EXERCISE INSTRUCTIONS:
Take down each entry exactly as written.

● ● ●

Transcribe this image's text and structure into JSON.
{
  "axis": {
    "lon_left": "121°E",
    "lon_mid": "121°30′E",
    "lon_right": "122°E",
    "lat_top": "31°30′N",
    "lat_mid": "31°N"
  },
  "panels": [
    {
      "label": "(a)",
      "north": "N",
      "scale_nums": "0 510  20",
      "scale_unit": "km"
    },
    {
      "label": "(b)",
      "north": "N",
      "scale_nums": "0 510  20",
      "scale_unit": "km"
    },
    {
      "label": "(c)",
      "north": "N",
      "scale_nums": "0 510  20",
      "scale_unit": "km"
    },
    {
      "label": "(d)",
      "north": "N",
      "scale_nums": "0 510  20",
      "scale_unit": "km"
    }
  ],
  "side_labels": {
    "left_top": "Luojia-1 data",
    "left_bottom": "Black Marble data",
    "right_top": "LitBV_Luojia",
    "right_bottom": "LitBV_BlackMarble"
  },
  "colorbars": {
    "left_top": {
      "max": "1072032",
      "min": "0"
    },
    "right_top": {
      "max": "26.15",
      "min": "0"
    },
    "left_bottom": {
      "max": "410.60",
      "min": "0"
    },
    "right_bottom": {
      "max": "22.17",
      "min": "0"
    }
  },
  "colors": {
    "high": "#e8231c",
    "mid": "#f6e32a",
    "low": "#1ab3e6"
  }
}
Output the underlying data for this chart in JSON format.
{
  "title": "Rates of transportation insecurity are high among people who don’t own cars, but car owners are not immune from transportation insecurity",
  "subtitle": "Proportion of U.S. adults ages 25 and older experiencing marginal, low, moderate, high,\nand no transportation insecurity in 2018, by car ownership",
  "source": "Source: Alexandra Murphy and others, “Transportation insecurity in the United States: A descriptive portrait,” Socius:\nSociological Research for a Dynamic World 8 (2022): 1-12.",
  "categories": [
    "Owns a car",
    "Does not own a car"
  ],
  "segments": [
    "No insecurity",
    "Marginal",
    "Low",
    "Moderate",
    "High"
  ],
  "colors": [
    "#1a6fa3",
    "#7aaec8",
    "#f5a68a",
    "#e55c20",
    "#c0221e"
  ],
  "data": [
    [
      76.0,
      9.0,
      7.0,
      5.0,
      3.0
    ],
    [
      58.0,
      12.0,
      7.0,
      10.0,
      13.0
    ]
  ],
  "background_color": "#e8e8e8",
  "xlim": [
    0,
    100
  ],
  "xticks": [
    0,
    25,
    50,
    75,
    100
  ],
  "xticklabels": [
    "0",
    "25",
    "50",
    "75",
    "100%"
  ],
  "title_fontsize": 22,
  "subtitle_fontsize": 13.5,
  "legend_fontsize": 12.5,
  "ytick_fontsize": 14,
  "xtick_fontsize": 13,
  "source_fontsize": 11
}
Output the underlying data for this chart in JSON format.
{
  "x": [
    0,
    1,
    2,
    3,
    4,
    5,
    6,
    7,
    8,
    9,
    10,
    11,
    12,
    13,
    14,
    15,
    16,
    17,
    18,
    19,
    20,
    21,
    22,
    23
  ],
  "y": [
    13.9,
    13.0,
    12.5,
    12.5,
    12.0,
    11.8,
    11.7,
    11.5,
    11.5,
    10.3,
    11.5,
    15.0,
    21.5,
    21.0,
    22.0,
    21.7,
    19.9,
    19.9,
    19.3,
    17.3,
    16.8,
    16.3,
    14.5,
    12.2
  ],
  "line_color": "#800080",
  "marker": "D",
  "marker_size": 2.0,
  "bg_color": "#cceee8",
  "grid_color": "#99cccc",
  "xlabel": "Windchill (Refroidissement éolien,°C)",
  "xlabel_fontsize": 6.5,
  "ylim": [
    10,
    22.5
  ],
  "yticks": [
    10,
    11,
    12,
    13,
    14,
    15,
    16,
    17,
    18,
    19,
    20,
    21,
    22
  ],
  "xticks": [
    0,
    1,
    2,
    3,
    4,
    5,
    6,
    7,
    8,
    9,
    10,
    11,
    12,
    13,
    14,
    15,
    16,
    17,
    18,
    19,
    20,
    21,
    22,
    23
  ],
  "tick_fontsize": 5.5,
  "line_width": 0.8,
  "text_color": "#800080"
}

● ● ●

COMPLETED TASK:
Transcribe this image's text and structure into JSON.
{
  "axis": {
    "lon_left": "121°E",
    "lon_mid": "121°30′E",
    "lon_right": "122°E",
    "lat_top": "31°30′N",
    "lat_mid": "31°N"
  },
  "panels": [
    {
      "label": "(a)",
      "north": "N",
      "scale_nums": "0 510  20",
      "scale_unit": "km"
    },
    {
      "label": "(b)",
      "north": "N",
      "scale_nums": "0 510  20",
      "scale_unit": "km"
    },
    {
      "label": "(c)",
      "north": "N",
      "scale_nums": "0 510  20",
      "scale_unit": "km"
    },
    {
      "label": "(d)",
      "north": "N",
      "scale_nums": "0 510  20",
      "scale_unit": "km"
    }
  ],
  "side_labels": {
    "left_top": "Luojia-1 data",
    "left_bottom": "Black Marble data",
    "right_top": "LitBV_Luojia",
    "right_bottom": "LitBV_BlackMarble"
  },
  "colorbars": {
    "left_top": {
      "max": "1072032",
      "min": "0"
    },
    "right_top": {
      "max": "26.15",
      "min": "0"
    },
    "left_bottom": {
      "max": "410.60",
      "min": "0"
    },
    "right_bottom": {
      "max": "22.17",
      "min": "0"
    }
  },
  "colors": {
    "high": "#e8231c",
    "mid": "#f6e32a",
    "low": "#1ab3e6"
  }
}
Output the underlying data for this chart in JSON format.
{
  "title": "Rates of transportation insecurity are high among people who don’t own cars, but car owners are not immune from transportation insecurity",
  "subtitle": "Proportion of U.S. adults ages 25 and older experiencing marginal, low, moderate, high,\nand no transportation insecurity in 2018, by car ownership",
  "source": "Source: Alexandra Murphy and others, “Transportation insecurity in the United States: A descriptive portrait,” Socius:\nSociological Research for a Dynamic World 8 (2022): 1-12.",
  "categories": [
    "Owns a car",
    "Does not own a car"
  ],
  "segments": [
    "No insecurity",
    "Marginal",
    "Low",
    "Moderate",
    "High"
  ],
  "colors": [
    "#1a6fa3",
    "#7aaec8",
    "#f5a68a",
    "#e55c20",
    "#c0221e"
  ],
  "data": [
    [
      76.0,
      9.0,
      7.0,
      5.0,
      3.0
    ],
    [
      58.0,
      12.0,
      7.0,
      10.0,
      13.0
    ]
  ],
  "background_color": "#e8e8e8",
  "xlim": [
    0,
    100
  ],
  "xticks": [
    0,
    25,
    50,
    75,
    100
  ],
  "xticklabels": [
    "0",
    "25",
    "50",
    "75",
    "100%"
  ],
  "title_fontsize": 22,
  "subtitle_fontsize": 13.5,
  "legend_fontsize": 12.5,
  "ytick_fontsize": 14,
  "xtick_fontsize": 13,
  "source_fontsize": 11
}
Output the underlying data for this chart in JSON format.
{
  "x": [
    0,
    1,
    2,
    3,
    4,
    5,
    6,
    7,
    8,
    9,
    10,
    11,
    12,
    13,
    14,
    15,
    16,
    17,
    18,
    19,
    20,
    21,
    22,
    23
  ],
  "y": [
    13.9,
    13.0,
    12.5,
    12.5,
    12.0,
    11.8,
    11.7,
    11.5,
    11.5,
    10.3,
    11.5,
    15.0,
    21.5,
    21.0,
    22.0,
    21.7,
    19.9,
    19.9,
    19.3,
    17.3,
    16.8,
    16.3,
    14.5,
    12.2
  ],
  "line_color": "#800080",
  "marker": "D",
  "marker_size": 2.0,
  "bg_color": "#cceee8",
  "grid_color": "#99cccc",
  "xlabel": "Windchill (Refroidissement éolien,°C)",
  "xlabel_fontsize": 6.5,
  "ylim": [
    10,
    22.5
  ],
  "yticks": [
    10,
    11,
    12,
    13,
    14,
    15,
    16,
    17,
    18,
    19,
    20,
    21,
    22
  ],
  "xticks": [
    0,
    1,
    2,
    3,
    4,
    5,
    6,
    7,
    8,
    9,
    10,
    11,
    12,
    13,
    14,
    15,
    16,
    17,
    18,
    19,
    20,
    21,
    22,
    23
  ],
  "tick_fontsize": 5.5,
  "line_width": 0.8,
  "text_color": "#800080"
}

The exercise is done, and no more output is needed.